» Dataset excerpts
# # #
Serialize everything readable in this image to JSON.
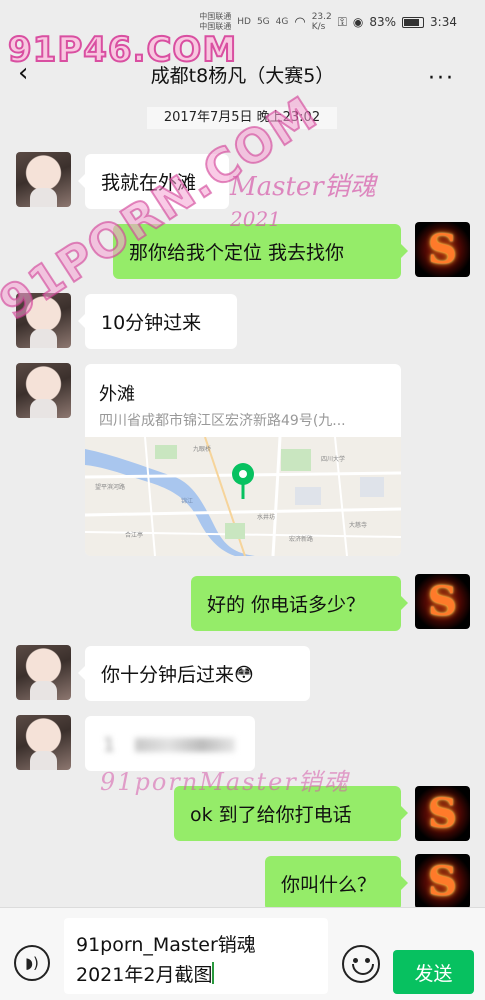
{
  "status_bar": {
    "carrier_1": "中国联通",
    "carrier_2": "中国联通",
    "hd": "HD",
    "net_1": "5G",
    "net_2": "4G",
    "speed_value": "23.2",
    "speed_unit": "K/s",
    "battery": "83%",
    "time": "3:34"
  },
  "header": {
    "title": "成都t8杨凡（大赛5）",
    "more": "···"
  },
  "timestamp": "2017年7月5日 晚上23:02",
  "messages": [
    {
      "side": "in",
      "text": "我就在外滩"
    },
    {
      "side": "out",
      "text": "那你给我个定位 我去找你"
    },
    {
      "side": "in",
      "text": "10分钟过来"
    },
    {
      "side": "in",
      "type": "location",
      "name": "外滩",
      "address": "四川省成都市锦江区宏济新路49号(九..."
    },
    {
      "side": "out",
      "text": "好的 你电话多少？"
    },
    {
      "side": "in",
      "text": "你十分钟后过来😳"
    },
    {
      "side": "in",
      "type": "blurred",
      "text": "1"
    },
    {
      "side": "out",
      "text": "ok 到了给你打电话"
    },
    {
      "side": "out",
      "text": "你叫什么？"
    }
  ],
  "map": {
    "labels": [
      "九眼桥",
      "望平滨河路",
      "四川大学",
      "锦江",
      "水井坊",
      "合江亭",
      "宏济新路",
      "大慈寺"
    ],
    "pin_color": "#07c160"
  },
  "avatars": {
    "self_letter": "S"
  },
  "watermarks": {
    "top": "91P46.COM",
    "diagonal": "91PORN.COM",
    "middle": "Master销魂",
    "middle_year": "2021",
    "bottom": "91pornMaster销魂"
  },
  "input": {
    "text": "91porn_Master销魂\n2021年2月截图",
    "send_label": "发送"
  },
  "colors": {
    "out_bubble": "#95ec69",
    "in_bubble": "#ffffff",
    "background": "#ededed",
    "send": "#07c160"
  }
}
# # #
» SET TASK
All of the records need repeating exactly, except for the pictures.

» FULL RESPONSE
Serialize everything readable in this image to JSON.
{
  "status_bar": {
    "carrier_1": "中国联通",
    "carrier_2": "中国联通",
    "hd": "HD",
    "net_1": "5G",
    "net_2": "4G",
    "speed_value": "23.2",
    "speed_unit": "K/s",
    "battery": "83%",
    "time": "3:34"
  },
  "header": {
    "title": "成都t8杨凡（大赛5）",
    "more": "···"
  },
  "timestamp": "2017年7月5日 晚上23:02",
  "messages": [
    {
      "side": "in",
      "text": "我就在外滩"
    },
    {
      "side": "out",
      "text": "那你给我个定位 我去找你"
    },
    {
      "side": "in",
      "text": "10分钟过来"
    },
    {
      "side": "in",
      "type": "location",
      "name": "外滩",
      "address": "四川省成都市锦江区宏济新路49号(九..."
    },
    {
      "side": "out",
      "text": "好的 你电话多少？"
    },
    {
      "side": "in",
      "text": "你十分钟后过来😳"
    },
    {
      "side": "in",
      "type": "blurred",
      "text": "1"
    },
    {
      "side": "out",
      "text": "ok 到了给你打电话"
    },
    {
      "side": "out",
      "text": "你叫什么？"
    }
  ],
  "map": {
    "labels": [
      "九眼桥",
      "望平滨河路",
      "四川大学",
      "锦江",
      "水井坊",
      "合江亭",
      "宏济新路",
      "大慈寺"
    ],
    "pin_color": "#07c160"
  },
  "avatars": {
    "self_letter": "S"
  },
  "watermarks": {
    "top": "91P46.COM",
    "diagonal": "91PORN.COM",
    "middle": "Master销魂",
    "middle_year": "2021",
    "bottom": "91pornMaster销魂"
  },
  "input": {
    "text": "91porn_Master销魂\n2021年2月截图",
    "send_label": "发送"
  },
  "colors": {
    "out_bubble": "#95ec69",
    "in_bubble": "#ffffff",
    "background": "#ededed",
    "send": "#07c160"
  }
}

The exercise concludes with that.